WORK TO DO
Determine how many lines contain the string "experience". Reply with that figure and nothing else.
>> begin ENTRIES SUPPLIED
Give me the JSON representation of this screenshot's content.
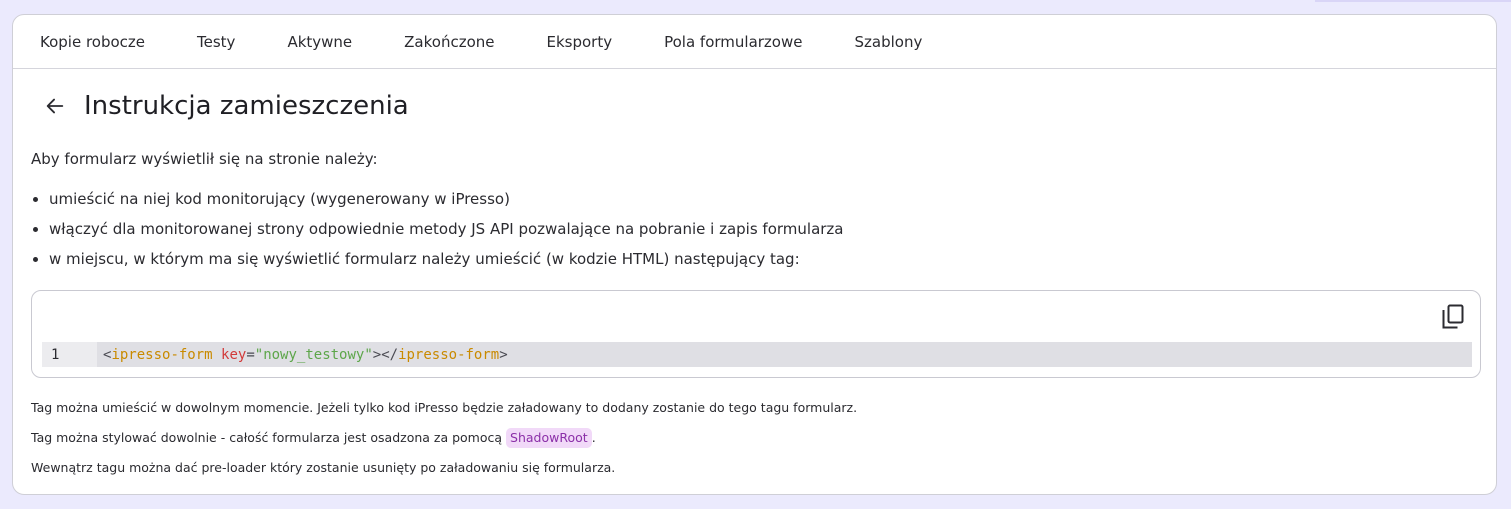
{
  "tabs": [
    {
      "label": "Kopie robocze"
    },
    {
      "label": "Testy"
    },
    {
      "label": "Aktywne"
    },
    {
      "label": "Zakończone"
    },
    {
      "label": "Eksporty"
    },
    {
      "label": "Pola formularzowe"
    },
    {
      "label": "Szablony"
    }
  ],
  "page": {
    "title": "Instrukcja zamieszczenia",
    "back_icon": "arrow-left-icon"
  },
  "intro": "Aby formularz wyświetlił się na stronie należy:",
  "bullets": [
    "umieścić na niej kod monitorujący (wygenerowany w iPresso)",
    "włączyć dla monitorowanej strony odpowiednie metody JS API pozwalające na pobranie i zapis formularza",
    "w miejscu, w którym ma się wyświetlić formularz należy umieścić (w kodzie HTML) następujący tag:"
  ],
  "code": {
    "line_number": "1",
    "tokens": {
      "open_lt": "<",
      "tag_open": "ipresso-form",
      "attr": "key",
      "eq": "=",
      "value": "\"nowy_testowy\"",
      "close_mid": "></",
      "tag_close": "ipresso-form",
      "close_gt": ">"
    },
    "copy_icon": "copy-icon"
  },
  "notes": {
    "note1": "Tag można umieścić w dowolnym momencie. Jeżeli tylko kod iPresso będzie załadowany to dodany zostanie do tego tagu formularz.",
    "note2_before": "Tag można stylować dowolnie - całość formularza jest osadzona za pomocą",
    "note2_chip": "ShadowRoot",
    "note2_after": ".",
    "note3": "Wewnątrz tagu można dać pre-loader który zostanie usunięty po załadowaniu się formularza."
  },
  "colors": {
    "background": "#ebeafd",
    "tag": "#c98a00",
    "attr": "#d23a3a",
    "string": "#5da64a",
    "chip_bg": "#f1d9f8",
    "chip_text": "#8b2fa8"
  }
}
>> end ENTRIES SUPPLIED
>> begin ENTRIES SUPPLIED
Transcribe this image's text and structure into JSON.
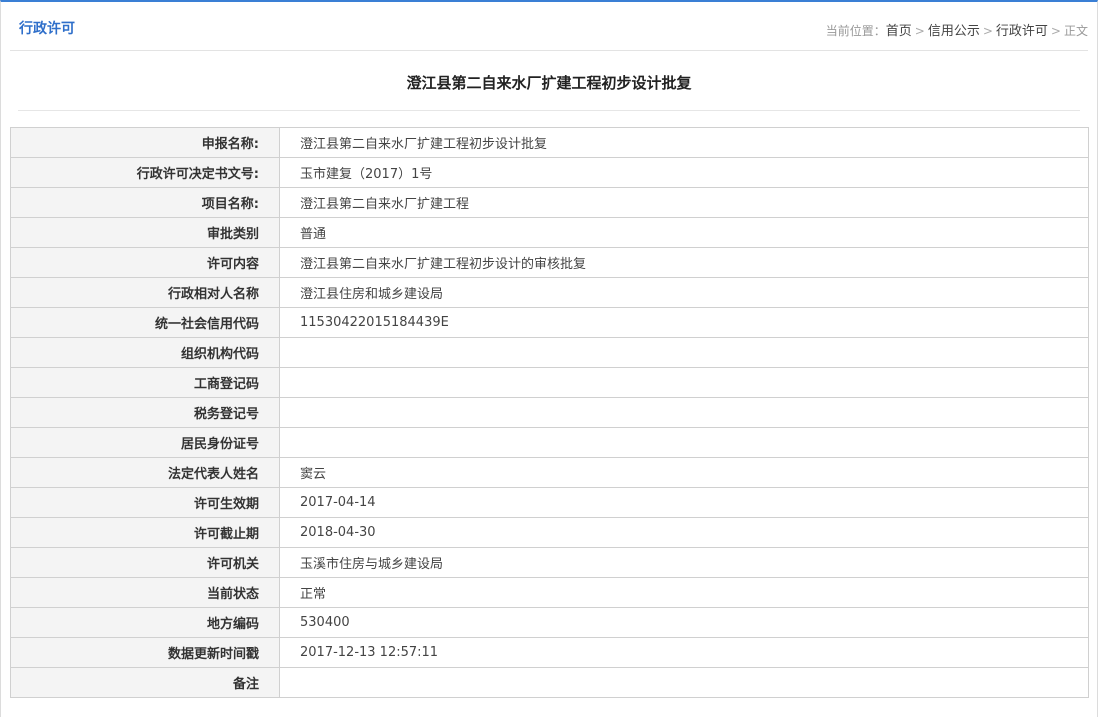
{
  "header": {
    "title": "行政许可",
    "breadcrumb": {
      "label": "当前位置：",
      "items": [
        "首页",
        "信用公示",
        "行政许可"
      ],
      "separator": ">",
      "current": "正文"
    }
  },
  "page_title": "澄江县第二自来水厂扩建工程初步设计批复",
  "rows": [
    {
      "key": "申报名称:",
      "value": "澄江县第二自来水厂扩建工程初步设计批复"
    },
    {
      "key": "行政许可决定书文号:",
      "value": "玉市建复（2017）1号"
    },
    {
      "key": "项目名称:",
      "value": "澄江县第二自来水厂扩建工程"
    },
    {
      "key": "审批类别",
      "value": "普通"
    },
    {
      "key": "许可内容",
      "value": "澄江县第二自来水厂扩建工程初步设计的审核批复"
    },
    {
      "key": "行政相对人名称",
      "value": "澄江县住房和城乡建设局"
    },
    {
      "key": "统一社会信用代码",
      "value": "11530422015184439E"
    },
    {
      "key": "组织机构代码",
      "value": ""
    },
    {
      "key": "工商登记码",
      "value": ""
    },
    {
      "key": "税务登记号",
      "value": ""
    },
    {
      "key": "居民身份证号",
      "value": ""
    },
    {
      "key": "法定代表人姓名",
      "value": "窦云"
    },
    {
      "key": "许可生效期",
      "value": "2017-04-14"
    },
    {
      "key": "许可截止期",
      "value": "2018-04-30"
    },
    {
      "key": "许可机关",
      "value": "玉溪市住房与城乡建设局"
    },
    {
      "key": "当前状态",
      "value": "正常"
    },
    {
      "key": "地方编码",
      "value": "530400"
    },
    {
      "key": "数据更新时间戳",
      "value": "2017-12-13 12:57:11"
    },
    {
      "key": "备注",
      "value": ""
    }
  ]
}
>> end ENTRIES SUPPLIED
>> begin ENTRIES SUPPLIED
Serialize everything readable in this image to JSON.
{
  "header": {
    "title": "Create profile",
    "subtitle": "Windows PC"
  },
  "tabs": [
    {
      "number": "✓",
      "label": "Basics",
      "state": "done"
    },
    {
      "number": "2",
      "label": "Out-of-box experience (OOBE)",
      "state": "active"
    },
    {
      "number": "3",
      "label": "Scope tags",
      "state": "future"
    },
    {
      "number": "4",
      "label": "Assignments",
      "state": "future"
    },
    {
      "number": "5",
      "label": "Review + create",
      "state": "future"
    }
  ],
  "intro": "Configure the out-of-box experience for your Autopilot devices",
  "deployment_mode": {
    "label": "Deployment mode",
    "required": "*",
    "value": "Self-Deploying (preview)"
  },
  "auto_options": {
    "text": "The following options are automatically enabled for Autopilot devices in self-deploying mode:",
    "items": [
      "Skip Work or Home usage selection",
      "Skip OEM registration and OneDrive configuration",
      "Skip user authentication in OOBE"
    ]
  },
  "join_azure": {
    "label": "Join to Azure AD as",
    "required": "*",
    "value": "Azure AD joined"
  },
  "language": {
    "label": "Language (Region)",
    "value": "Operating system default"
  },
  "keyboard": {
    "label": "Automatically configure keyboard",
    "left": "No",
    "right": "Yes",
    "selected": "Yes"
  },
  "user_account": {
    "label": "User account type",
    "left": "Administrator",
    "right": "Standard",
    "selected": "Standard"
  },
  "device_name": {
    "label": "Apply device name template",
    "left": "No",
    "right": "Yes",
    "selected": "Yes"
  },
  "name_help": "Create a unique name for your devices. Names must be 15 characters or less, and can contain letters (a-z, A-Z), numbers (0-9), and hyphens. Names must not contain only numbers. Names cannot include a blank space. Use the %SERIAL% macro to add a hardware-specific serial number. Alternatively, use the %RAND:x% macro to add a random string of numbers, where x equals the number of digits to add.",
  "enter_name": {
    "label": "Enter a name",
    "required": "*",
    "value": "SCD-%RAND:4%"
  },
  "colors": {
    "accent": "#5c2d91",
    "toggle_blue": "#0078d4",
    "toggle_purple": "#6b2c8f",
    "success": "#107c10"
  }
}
>> end ENTRIES SUPPLIED
OUTPUT OF THE EXERCISE
2